**** Data in this exercise

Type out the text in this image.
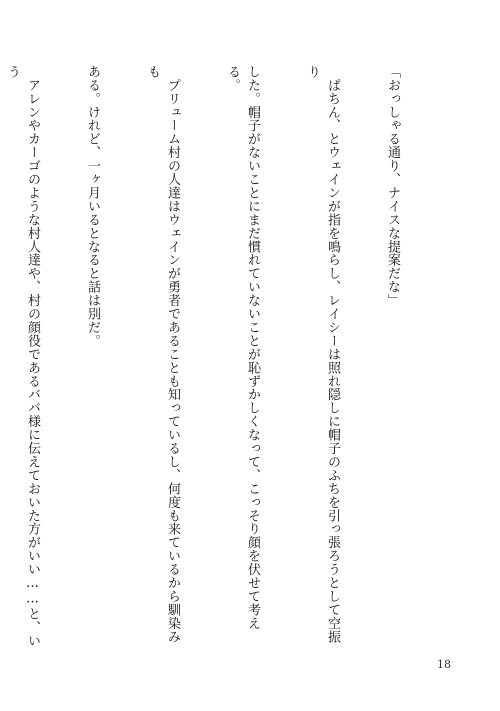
「おっしゃる通り、ナイスな提案だな」

　ぱちん、とウェインが指を鳴らし、レイシーは照れ隠しに帽子のふちを引っ張ろうとして空振り

した。帽子がないことにまだ慣れていないことが恥ずかしくなって、こっそり顔を伏せて考える。

　プリューム村の人達はウェインが勇者であることも知っているし、何度も来ているから馴染みも

ある。けれど、一ヶ月いるとなると話は別だ。

　アレンやカーゴのような村人達や、村の顔役であるババ様に伝えておいた方がいい……と、いう

18
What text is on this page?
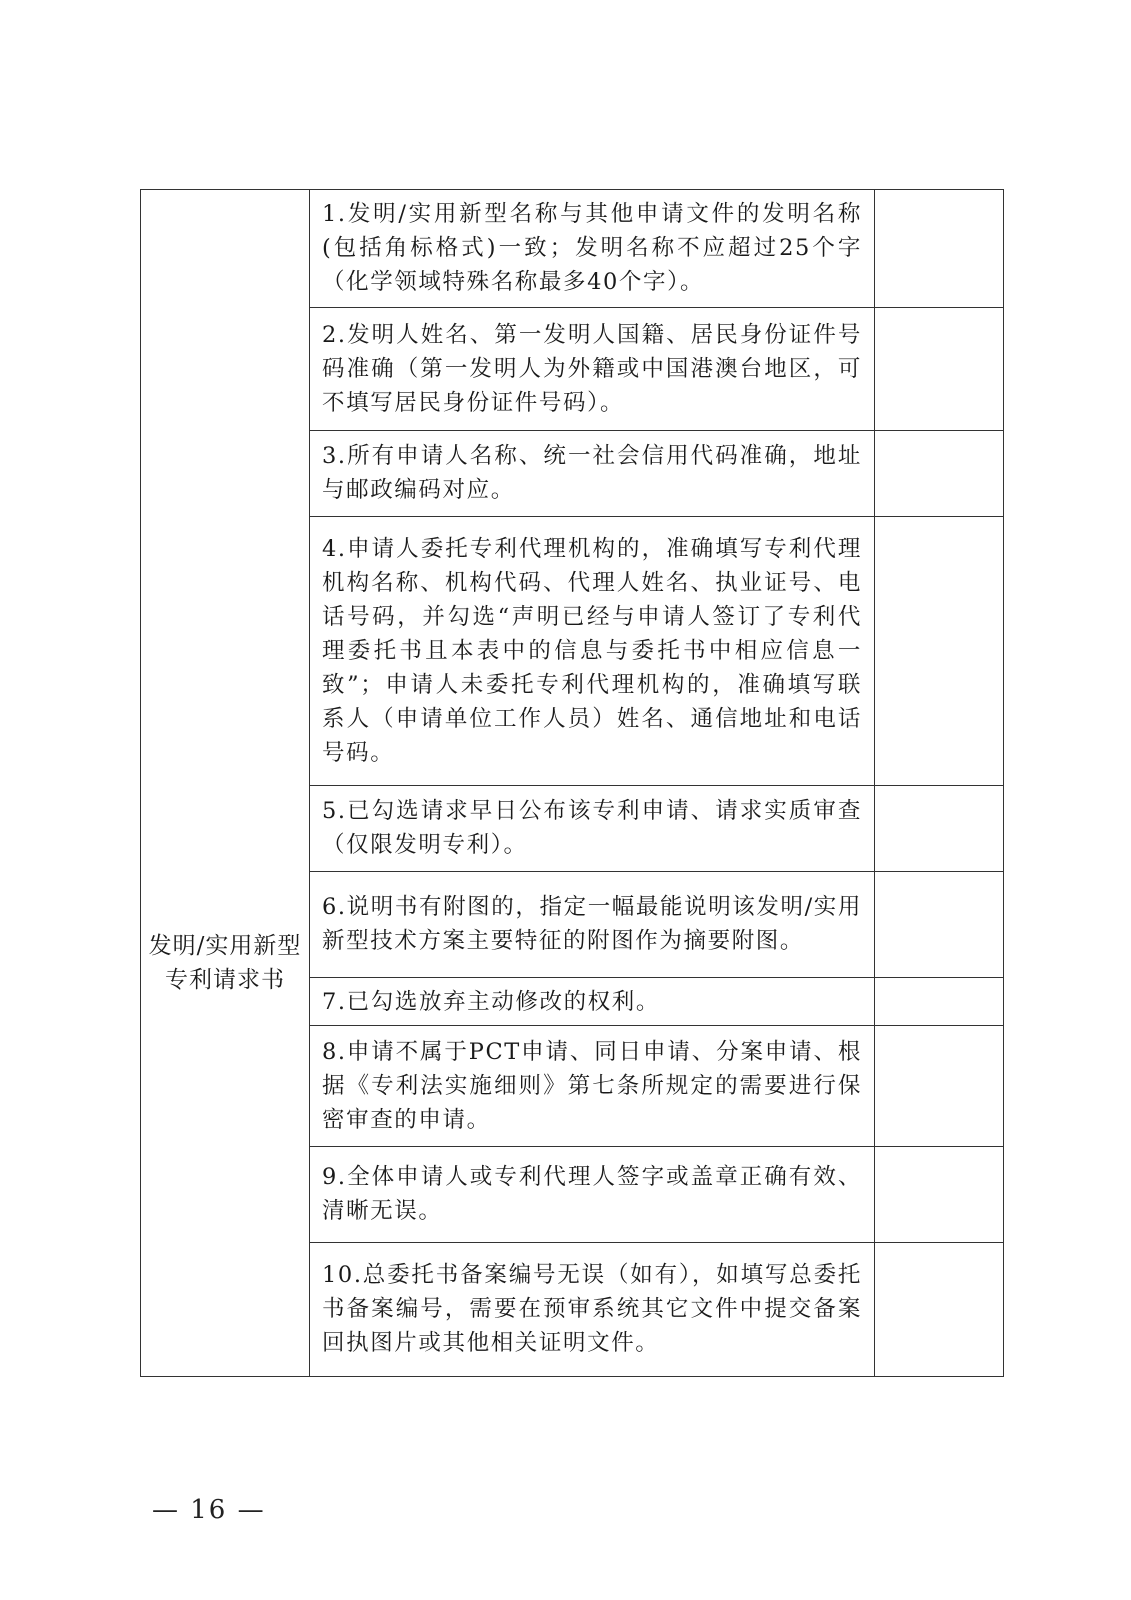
发明/实用新型专利请求书	1.发明/实用新型名称与其他申请文件的发明名称(包括角标格式)一致；发明名称不应超过25个字（化学领域特殊名称最多40个字）。	
	2.发明人姓名、第一发明人国籍、居民身份证件号码准确（第一发明人为外籍或中国港澳台地区，可不填写居民身份证件号码）。	
	3.所有申请人名称、统一社会信用代码准确，地址与邮政编码对应。	
	4.申请人委托专利代理机构的，准确填写专利代理机构名称、机构代码、代理人姓名、执业证号、电话号码，并勾选“声明已经与申请人签订了专利代理委托书且本表中的信息与委托书中相应信息一致”；申请人未委托专利代理机构的，准确填写联系人（申请单位工作人员）姓名、通信地址和电话号码。	
	5.已勾选请求早日公布该专利申请、请求实质审查（仅限发明专利）。	
	6.说明书有附图的，指定一幅最能说明该发明/实用新型技术方案主要特征的附图作为摘要附图。	
	7.已勾选放弃主动修改的权利。	
	8.申请不属于PCT申请、同日申请、分案申请、根据《专利法实施细则》第七条所规定的需要进行保密审查的申请。	
	9.全体申请人或专利代理人签字或盖章正确有效、清晰无误。	
	10.总委托书备案编号无误（如有），如填写总委托书备案编号，需要在预审系统其它文件中提交备案回执图片或其他相关证明文件。	
— 16 —
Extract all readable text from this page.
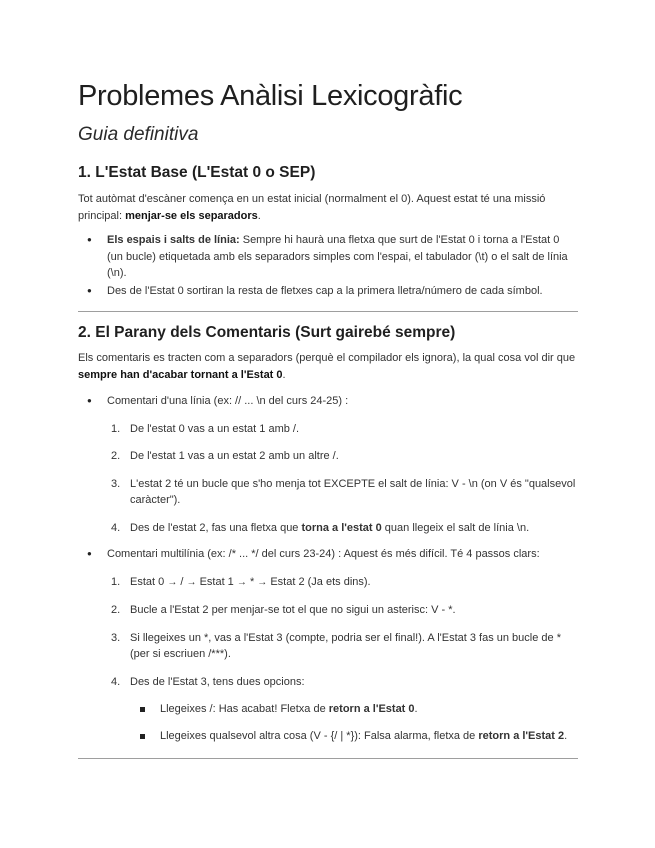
Problemes Anàlisi Lexicogràfic
Guia definitiva
1. L'Estat Base (L'Estat 0 o SEP)

Tot autòmat d'escàner comença en un estat inicial (normalment el 0). Aquest estat té una missió principal: menjar-se els separadors.

● Els espais i salts de línia: Sempre hi haurà una fletxa que surt de l'Estat 0 i torna a l'Estat 0 (un bucle) etiquetada amb els separadors simples com l'espai, el tabulador (\t) o el salt de línia (\n).
● Des de l'Estat 0 sortiran la resta de fletxes cap a la primera lletra/número de cada símbol.
2. El Parany dels Comentaris (Surt gairebé sempre)

Els comentaris es tracten com a separadors (perquè el compilador els ignora), la qual cosa vol dir que sempre han d'acabar tornant a l'Estat 0.

● Comentari d'una línia (ex: // ... \n del curs 24-25) :
1. De l'estat 0 vas a un estat 1 amb /.
2. De l'estat 1 vas a un estat 2 amb un altre /.
3. L'estat 2 té un bucle que s'ho menja tot EXCEPTE el salt de línia: V - \n (on V és "qualsevol caràcter").
4. Des de l'estat 2, fas una fletxa que torna a l'estat 0 quan llegeix el salt de línia \n.
● Comentari multilínia (ex: /* ... */ del curs 23-24) : Aquest és més difícil. Té 4 passos clars:
1. Estat 0 → / → Estat 1 → * → Estat 2 (Ja ets dins).
2. Bucle a l'Estat 2 per menjar-se tot el que no sigui un asterisc: V - *.
3. Si llegeixes un *, vas a l'Estat 3 (compte, podria ser el final!). A l'Estat 3 fas un bucle de * (per si escriuen /***).
4. Des de l'Estat 3, tens dues opcions:
Llegeixes /: Has acabat! Fletxa de retorn a l'Estat 0.
Llegeixes qualsevol altra cosa (V - {/ | *}): Falsa alarma, fletxa de retorn a l'Estat 2.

********

**Task directions**
Output, exactly, all the records above; include no pictures.

**Solution to this task**
Type out the text in this image.
「おっしゃる通り、ナイスな提案だな」

　ぱちん、とウェインが指を鳴らし、レイシーは照れ隠しに帽子のふちを引っ張ろうとして空振り

した。帽子がないことにまだ慣れていないことが恥ずかしくなって、こっそり顔を伏せて考える。

　プリューム村の人達はウェインが勇者であることも知っているし、何度も来ているから馴染みも

ある。けれど、一ヶ月いるとなると話は別だ。

　アレンやカーゴのような村人達や、村の顔役であるババ様に伝えておいた方がいい……と、いう

18
What text is on this page?
发明/实用新型专利请求书	1.发明/实用新型名称与其他申请文件的发明名称(包括角标格式)一致；发明名称不应超过25个字（化学领域特殊名称最多40个字）。	
	2.发明人姓名、第一发明人国籍、居民身份证件号码准确（第一发明人为外籍或中国港澳台地区，可不填写居民身份证件号码）。	
	3.所有申请人名称、统一社会信用代码准确，地址与邮政编码对应。	
	4.申请人委托专利代理机构的，准确填写专利代理机构名称、机构代码、代理人姓名、执业证号、电话号码，并勾选“声明已经与申请人签订了专利代理委托书且本表中的信息与委托书中相应信息一致”；申请人未委托专利代理机构的，准确填写联系人（申请单位工作人员）姓名、通信地址和电话号码。	
	5.已勾选请求早日公布该专利申请、请求实质审查（仅限发明专利）。	
	6.说明书有附图的，指定一幅最能说明该发明/实用新型技术方案主要特征的附图作为摘要附图。	
	7.已勾选放弃主动修改的权利。	
	8.申请不属于PCT申请、同日申请、分案申请、根据《专利法实施细则》第七条所规定的需要进行保密审查的申请。	
	9.全体申请人或专利代理人签字或盖章正确有效、清晰无误。	
	10.总委托书备案编号无误（如有），如填写总委托书备案编号，需要在预审系统其它文件中提交备案回执图片或其他相关证明文件。	
— 16 —
Extract all readable text from this page.
Problemes Anàlisi Lexicogràfic
Guia definitiva
1. L'Estat Base (L'Estat 0 o SEP)

Tot autòmat d'escàner comença en un estat inicial (normalment el 0). Aquest estat té una missió principal: menjar-se els separadors.

● Els espais i salts de línia: Sempre hi haurà una fletxa que surt de l'Estat 0 i torna a l'Estat 0 (un bucle) etiquetada amb els separadors simples com l'espai, el tabulador (\t) o el salt de línia (\n).
● Des de l'Estat 0 sortiran la resta de fletxes cap a la primera lletra/número de cada símbol.
2. El Parany dels Comentaris (Surt gairebé sempre)

Els comentaris es tracten com a separadors (perquè el compilador els ignora), la qual cosa vol dir que sempre han d'acabar tornant a l'Estat 0.

● Comentari d'una línia (ex: // ... \n del curs 24-25) :
1. De l'estat 0 vas a un estat 1 amb /.
2. De l'estat 1 vas a un estat 2 amb un altre /.
3. L'estat 2 té un bucle que s'ho menja tot EXCEPTE el salt de línia: V - \n (on V és "qualsevol caràcter").
4. Des de l'estat 2, fas una fletxa que torna a l'estat 0 quan llegeix el salt de línia \n.
● Comentari multilínia (ex: /* ... */ del curs 23-24) : Aquest és més difícil. Té 4 passos clars:
1. Estat 0 → / → Estat 1 → * → Estat 2 (Ja ets dins).
2. Bucle a l'Estat 2 per menjar-se tot el que no sigui un asterisc: V - *.
3. Si llegeixes un *, vas a l'Estat 3 (compte, podria ser el final!). A l'Estat 3 fas un bucle de * (per si escriuen /***).
4. Des de l'Estat 3, tens dues opcions:
Llegeixes /: Has acabat! Fletxa de retorn a l'Estat 0.
Llegeixes qualsevol altra cosa (V - {/ | *}): Falsa alarma, fletxa de retorn a l'Estat 2.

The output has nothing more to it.